● **Set exercise**
Copy the material that follows word for word and omit its pictures.

Start

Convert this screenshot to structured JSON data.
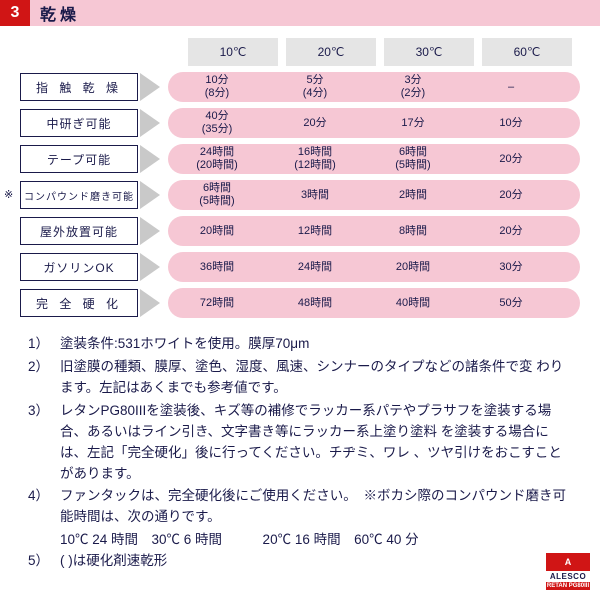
{
  "header": {
    "number": "3",
    "title": "乾燥"
  },
  "columns": [
    "10℃",
    "20℃",
    "30℃",
    "60℃"
  ],
  "rows": [
    {
      "label": "指 触 乾 燥",
      "ls": true,
      "cells": [
        [
          "10分",
          "(8分)"
        ],
        [
          "5分",
          "(4分)"
        ],
        [
          "3分",
          "(2分)"
        ],
        [
          "–"
        ]
      ]
    },
    {
      "label": "中研ぎ可能",
      "cells": [
        [
          "40分",
          "(35分)"
        ],
        [
          "20分"
        ],
        [
          "17分"
        ],
        [
          "10分"
        ]
      ]
    },
    {
      "label": "テープ可能",
      "cells": [
        [
          "24時間",
          "(20時間)"
        ],
        [
          "16時間",
          "(12時間)"
        ],
        [
          "6時間",
          "(5時間)"
        ],
        [
          "20分"
        ]
      ]
    },
    {
      "label": "コンパウンド磨き可能",
      "note": "※",
      "small": true,
      "cells": [
        [
          "6時間",
          "(5時間)"
        ],
        [
          "3時間"
        ],
        [
          "2時間"
        ],
        [
          "20分"
        ]
      ]
    },
    {
      "label": "屋外放置可能",
      "cells": [
        [
          "20時間"
        ],
        [
          "12時間"
        ],
        [
          "8時間"
        ],
        [
          "20分"
        ]
      ]
    },
    {
      "label": "ガソリンOK",
      "cells": [
        [
          "36時間"
        ],
        [
          "24時間"
        ],
        [
          "20時間"
        ],
        [
          "30分"
        ]
      ]
    },
    {
      "label": "完 全 硬 化",
      "ls": true,
      "cells": [
        [
          "72時間"
        ],
        [
          "48時間"
        ],
        [
          "40時間"
        ],
        [
          "50分"
        ]
      ]
    }
  ],
  "footnotes": [
    {
      "n": "1）",
      "t": "塗装条件:531ホワイトを使用。膜厚70μm"
    },
    {
      "n": "2）",
      "t": "旧塗膜の種類、膜厚、塗色、湿度、風速、シンナーのタイプなどの諸条件で変 わります。左記はあくまでも参考値です。"
    },
    {
      "n": "3）",
      "t": "レタンPG80IIIを塗装後、キズ等の補修でラッカー系パテやプラサフを塗装する場合、あるいはライン引き、文字書き等にラッカー系上塗り塗料 を塗装する場合には、左記「完全硬化」後に行ってください。チヂミ、ワレ 、ツヤ引けをおこすことがあります。"
    },
    {
      "n": "4）",
      "t": "ファンタックは、完全硬化後にご使用ください。　※ボカシ際のコンパウンド磨き可能時間は、次の通りです。"
    }
  ],
  "tempLine": "10℃ 24 時間　30℃ 6 時間　　　20℃ 16 時間　60℃ 40 分",
  "footnote5": {
    "n": "5）",
    "t": "( )は硬化剤速乾形"
  },
  "logo": {
    "top": "A",
    "mid": "ALESCO",
    "bot": "RETAN PG80III"
  }
}
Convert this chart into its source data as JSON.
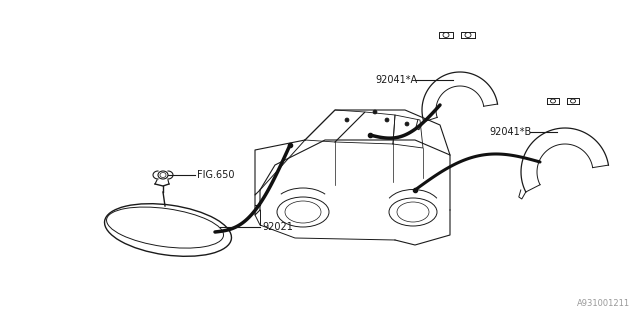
{
  "bg_color": "#ffffff",
  "line_color": "#1a1a1a",
  "fig_width": 6.4,
  "fig_height": 3.2,
  "dpi": 100,
  "labels": {
    "fig650": "FIG.650",
    "part_92021": "92021",
    "part_92041A": "92041*A",
    "part_92041B": "92041*B",
    "diagram_id": "A931001211"
  },
  "font_size_labels": 7,
  "font_size_id": 6
}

End

● **Output of the exercise**
Convert this screenshot to structured JSON data.
{
  "header": {
    "number": "3",
    "title": "乾燥"
  },
  "columns": [
    "10℃",
    "20℃",
    "30℃",
    "60℃"
  ],
  "rows": [
    {
      "label": "指 触 乾 燥",
      "ls": true,
      "cells": [
        [
          "10分",
          "(8分)"
        ],
        [
          "5分",
          "(4分)"
        ],
        [
          "3分",
          "(2分)"
        ],
        [
          "–"
        ]
      ]
    },
    {
      "label": "中研ぎ可能",
      "cells": [
        [
          "40分",
          "(35分)"
        ],
        [
          "20分"
        ],
        [
          "17分"
        ],
        [
          "10分"
        ]
      ]
    },
    {
      "label": "テープ可能",
      "cells": [
        [
          "24時間",
          "(20時間)"
        ],
        [
          "16時間",
          "(12時間)"
        ],
        [
          "6時間",
          "(5時間)"
        ],
        [
          "20分"
        ]
      ]
    },
    {
      "label": "コンパウンド磨き可能",
      "note": "※",
      "small": true,
      "cells": [
        [
          "6時間",
          "(5時間)"
        ],
        [
          "3時間"
        ],
        [
          "2時間"
        ],
        [
          "20分"
        ]
      ]
    },
    {
      "label": "屋外放置可能",
      "cells": [
        [
          "20時間"
        ],
        [
          "12時間"
        ],
        [
          "8時間"
        ],
        [
          "20分"
        ]
      ]
    },
    {
      "label": "ガソリンOK",
      "cells": [
        [
          "36時間"
        ],
        [
          "24時間"
        ],
        [
          "20時間"
        ],
        [
          "30分"
        ]
      ]
    },
    {
      "label": "完 全 硬 化",
      "ls": true,
      "cells": [
        [
          "72時間"
        ],
        [
          "48時間"
        ],
        [
          "40時間"
        ],
        [
          "50分"
        ]
      ]
    }
  ],
  "footnotes": [
    {
      "n": "1）",
      "t": "塗装条件:531ホワイトを使用。膜厚70μm"
    },
    {
      "n": "2）",
      "t": "旧塗膜の種類、膜厚、塗色、湿度、風速、シンナーのタイプなどの諸条件で変 わります。左記はあくまでも参考値です。"
    },
    {
      "n": "3）",
      "t": "レタンPG80IIIを塗装後、キズ等の補修でラッカー系パテやプラサフを塗装する場合、あるいはライン引き、文字書き等にラッカー系上塗り塗料 を塗装する場合には、左記「完全硬化」後に行ってください。チヂミ、ワレ 、ツヤ引けをおこすことがあります。"
    },
    {
      "n": "4）",
      "t": "ファンタックは、完全硬化後にご使用ください。　※ボカシ際のコンパウンド磨き可能時間は、次の通りです。"
    }
  ],
  "tempLine": "10℃ 24 時間　30℃ 6 時間　　　20℃ 16 時間　60℃ 40 分",
  "footnote5": {
    "n": "5）",
    "t": "( )は硬化剤速乾形"
  },
  "logo": {
    "top": "A",
    "mid": "ALESCO",
    "bot": "RETAN PG80III"
  }
}
Convert this chart into its source data as JSON.
{
  "bg_color": "#ffffff",
  "line_color": "#1a1a1a",
  "fig_width": 6.4,
  "fig_height": 3.2,
  "dpi": 100,
  "labels": {
    "fig650": "FIG.650",
    "part_92021": "92021",
    "part_92041A": "92041*A",
    "part_92041B": "92041*B",
    "diagram_id": "A931001211"
  },
  "font_size_labels": 7,
  "font_size_id": 6
}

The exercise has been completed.